*EXERCISE GOAL*
Each line that holds the word "color" counts once. Give the total number of such lines and nothing else.

*PROVIDED MATERIAL*
--- BEGIN ---

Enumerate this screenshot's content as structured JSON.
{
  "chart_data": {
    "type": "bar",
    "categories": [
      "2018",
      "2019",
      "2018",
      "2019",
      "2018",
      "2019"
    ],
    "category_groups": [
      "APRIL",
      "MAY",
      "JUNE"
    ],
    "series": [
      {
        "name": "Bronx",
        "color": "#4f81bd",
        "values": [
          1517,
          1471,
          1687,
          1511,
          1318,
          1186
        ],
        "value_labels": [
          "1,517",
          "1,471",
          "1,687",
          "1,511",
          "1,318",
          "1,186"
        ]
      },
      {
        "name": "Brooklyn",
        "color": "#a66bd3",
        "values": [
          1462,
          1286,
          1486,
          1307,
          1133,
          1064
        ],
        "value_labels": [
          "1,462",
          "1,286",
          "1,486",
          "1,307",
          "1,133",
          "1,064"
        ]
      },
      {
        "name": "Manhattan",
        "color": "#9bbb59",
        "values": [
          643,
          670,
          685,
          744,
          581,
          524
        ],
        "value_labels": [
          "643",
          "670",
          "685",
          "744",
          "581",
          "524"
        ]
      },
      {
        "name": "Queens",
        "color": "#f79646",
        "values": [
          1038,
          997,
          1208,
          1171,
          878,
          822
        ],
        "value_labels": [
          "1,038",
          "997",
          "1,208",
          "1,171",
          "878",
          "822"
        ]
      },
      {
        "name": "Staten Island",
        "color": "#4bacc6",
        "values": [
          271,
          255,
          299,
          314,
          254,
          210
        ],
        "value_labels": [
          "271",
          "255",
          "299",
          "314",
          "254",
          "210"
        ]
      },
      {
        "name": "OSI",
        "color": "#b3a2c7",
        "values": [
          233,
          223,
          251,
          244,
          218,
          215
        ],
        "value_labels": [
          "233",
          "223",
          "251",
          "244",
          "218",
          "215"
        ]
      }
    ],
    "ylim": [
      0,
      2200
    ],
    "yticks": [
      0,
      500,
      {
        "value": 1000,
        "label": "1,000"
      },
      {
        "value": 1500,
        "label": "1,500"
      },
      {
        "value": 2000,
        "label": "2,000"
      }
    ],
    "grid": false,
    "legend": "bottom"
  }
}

--- END ---

*RESPONSE TO THE TASK*
6